Job:
Check every line below for the word "title" and show those that hold it.

Records to use:
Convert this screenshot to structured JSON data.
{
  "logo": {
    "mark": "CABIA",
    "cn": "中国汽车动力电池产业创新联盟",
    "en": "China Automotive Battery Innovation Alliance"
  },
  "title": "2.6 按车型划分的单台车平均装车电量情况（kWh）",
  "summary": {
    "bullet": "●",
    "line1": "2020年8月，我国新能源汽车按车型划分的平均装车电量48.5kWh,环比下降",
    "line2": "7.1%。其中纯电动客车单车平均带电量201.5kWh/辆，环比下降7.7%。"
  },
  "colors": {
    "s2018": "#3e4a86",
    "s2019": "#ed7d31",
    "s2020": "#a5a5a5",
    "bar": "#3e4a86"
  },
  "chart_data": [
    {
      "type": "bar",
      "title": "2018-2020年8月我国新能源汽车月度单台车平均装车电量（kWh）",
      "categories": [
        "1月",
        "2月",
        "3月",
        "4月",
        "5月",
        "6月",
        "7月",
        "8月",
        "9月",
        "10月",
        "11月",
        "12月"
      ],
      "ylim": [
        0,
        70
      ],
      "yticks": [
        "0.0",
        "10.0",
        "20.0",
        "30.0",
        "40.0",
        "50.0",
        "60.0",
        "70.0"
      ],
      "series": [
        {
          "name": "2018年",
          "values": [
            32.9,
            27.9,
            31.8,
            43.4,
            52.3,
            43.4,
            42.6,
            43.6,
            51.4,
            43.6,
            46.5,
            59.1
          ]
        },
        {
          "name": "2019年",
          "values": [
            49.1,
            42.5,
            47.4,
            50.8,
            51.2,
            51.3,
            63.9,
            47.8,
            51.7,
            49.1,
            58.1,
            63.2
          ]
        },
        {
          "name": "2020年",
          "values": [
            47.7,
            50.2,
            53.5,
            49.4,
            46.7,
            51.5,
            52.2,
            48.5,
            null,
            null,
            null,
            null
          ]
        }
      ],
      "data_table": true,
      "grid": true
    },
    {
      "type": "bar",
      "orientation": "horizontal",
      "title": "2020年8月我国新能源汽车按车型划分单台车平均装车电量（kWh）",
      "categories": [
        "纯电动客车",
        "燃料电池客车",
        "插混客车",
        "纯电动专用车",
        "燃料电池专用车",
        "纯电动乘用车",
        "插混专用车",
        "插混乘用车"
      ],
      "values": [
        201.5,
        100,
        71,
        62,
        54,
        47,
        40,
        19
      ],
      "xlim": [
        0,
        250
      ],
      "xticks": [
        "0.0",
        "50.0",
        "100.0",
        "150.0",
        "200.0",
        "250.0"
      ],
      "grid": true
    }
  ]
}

Completed task:
  "title": "2.6 按车型划分的单台车平均装车电量情况（kWh）",
      "title": "2018-2020年8月我国新能源汽车月度单台车平均装车电量（kWh）",
      "title": "2020年8月我国新能源汽车按车型划分单台车平均装车电量（kWh）",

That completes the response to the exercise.